» **Directive**: Look through the material below. Copy each line that contains the string "Zobrazit".

» **Excerpted data**:
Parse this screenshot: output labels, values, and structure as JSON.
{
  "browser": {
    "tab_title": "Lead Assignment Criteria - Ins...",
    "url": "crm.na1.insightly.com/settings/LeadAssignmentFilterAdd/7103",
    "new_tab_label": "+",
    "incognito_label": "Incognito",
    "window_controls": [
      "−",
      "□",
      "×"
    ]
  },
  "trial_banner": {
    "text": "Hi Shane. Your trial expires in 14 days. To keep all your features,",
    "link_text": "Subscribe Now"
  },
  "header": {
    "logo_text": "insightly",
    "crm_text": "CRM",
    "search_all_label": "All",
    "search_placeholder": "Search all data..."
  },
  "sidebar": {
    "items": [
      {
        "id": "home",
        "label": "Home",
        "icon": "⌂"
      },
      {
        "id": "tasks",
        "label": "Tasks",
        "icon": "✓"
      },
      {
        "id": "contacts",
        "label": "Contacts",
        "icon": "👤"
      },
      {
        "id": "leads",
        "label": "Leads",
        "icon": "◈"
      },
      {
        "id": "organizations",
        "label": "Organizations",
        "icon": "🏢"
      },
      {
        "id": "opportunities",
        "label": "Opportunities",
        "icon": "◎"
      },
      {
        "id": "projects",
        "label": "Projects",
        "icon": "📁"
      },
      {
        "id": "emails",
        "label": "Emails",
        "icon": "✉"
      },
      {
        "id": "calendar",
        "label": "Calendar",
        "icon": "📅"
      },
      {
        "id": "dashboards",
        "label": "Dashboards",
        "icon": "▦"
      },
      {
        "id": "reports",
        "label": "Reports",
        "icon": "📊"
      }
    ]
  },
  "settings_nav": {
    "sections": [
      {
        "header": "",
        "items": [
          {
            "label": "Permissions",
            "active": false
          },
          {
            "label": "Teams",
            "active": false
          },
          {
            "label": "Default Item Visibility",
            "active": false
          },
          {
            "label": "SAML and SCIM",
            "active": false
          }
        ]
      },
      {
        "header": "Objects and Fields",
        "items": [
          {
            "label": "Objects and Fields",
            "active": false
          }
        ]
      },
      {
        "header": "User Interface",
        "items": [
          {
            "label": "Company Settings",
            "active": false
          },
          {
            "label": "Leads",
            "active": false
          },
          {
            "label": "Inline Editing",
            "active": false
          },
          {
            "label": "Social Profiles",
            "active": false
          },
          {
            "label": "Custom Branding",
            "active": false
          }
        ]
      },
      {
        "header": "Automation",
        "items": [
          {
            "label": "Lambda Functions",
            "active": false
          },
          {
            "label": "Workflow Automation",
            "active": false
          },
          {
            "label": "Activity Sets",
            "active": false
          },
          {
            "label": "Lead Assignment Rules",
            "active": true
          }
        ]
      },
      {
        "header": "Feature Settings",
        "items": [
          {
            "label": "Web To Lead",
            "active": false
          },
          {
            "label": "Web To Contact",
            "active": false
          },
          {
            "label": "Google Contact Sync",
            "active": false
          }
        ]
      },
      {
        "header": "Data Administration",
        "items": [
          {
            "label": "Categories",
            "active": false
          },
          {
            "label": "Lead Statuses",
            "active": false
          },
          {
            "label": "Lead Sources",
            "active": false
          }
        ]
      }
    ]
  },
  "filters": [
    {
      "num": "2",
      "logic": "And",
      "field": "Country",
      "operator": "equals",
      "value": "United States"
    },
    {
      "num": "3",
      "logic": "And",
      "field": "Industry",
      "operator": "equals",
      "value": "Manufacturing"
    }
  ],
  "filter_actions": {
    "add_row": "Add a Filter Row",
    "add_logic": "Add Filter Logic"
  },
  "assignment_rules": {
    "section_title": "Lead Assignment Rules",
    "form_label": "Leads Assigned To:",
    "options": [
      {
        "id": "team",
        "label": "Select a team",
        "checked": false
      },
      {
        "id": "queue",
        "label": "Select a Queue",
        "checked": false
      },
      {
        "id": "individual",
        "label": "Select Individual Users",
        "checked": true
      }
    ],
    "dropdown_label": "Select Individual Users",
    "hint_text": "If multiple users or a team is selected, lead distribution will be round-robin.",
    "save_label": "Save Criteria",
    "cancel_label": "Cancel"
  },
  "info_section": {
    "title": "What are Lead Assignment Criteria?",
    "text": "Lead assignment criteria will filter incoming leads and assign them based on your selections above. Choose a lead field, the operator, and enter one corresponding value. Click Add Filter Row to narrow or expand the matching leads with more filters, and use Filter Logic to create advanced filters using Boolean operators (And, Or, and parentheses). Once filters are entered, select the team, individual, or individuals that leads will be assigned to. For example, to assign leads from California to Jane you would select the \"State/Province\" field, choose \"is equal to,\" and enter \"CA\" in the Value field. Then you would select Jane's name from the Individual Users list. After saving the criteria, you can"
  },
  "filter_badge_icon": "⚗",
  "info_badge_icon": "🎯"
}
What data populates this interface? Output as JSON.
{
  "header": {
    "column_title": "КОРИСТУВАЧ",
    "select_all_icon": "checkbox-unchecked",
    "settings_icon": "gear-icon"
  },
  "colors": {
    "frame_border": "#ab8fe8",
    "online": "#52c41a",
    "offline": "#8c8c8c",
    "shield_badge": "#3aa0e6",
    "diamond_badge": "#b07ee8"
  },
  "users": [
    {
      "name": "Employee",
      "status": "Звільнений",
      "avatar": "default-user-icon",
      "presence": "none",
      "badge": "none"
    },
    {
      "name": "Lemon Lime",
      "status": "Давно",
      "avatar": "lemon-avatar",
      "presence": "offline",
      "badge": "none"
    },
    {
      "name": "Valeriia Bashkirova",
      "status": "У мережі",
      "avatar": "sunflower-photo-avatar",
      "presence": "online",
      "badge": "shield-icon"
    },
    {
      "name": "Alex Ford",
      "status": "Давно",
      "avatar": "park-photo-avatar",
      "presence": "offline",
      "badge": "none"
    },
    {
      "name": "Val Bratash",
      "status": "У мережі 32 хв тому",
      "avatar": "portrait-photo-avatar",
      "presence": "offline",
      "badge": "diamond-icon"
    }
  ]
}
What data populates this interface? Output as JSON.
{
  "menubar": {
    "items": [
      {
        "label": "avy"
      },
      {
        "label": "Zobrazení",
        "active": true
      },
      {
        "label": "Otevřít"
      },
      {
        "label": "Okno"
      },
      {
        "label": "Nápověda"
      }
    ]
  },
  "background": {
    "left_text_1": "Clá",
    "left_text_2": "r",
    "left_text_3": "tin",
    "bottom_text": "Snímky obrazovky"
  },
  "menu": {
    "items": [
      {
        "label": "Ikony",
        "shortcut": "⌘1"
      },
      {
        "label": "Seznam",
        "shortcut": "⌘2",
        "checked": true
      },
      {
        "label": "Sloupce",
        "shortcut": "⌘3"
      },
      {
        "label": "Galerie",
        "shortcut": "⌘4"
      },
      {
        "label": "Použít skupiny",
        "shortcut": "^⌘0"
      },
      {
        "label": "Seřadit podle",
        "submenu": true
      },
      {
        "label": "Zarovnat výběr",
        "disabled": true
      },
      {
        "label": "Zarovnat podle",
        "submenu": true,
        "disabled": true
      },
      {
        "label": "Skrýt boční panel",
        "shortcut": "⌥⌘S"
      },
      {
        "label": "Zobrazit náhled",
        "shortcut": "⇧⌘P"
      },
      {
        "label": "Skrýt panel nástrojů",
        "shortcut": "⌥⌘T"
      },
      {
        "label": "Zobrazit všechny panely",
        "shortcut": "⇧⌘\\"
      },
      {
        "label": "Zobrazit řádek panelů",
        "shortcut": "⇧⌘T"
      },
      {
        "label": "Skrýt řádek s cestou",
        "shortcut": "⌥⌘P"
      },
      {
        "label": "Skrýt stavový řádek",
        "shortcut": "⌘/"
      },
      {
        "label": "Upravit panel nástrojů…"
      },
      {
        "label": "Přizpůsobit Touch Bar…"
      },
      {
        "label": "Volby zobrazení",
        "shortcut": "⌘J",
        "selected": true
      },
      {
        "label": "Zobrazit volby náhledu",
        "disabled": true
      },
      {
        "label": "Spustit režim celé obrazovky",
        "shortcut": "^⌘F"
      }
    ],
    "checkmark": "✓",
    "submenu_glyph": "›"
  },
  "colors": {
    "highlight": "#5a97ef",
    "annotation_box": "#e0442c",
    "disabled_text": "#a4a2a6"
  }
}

» **Answer to the task**:
        "label": "Zobrazit náhled",
        "label": "Zobrazit všechny panely",
        "label": "Zobrazit řádek panelů",
        "label": "Zobrazit volby náhledu",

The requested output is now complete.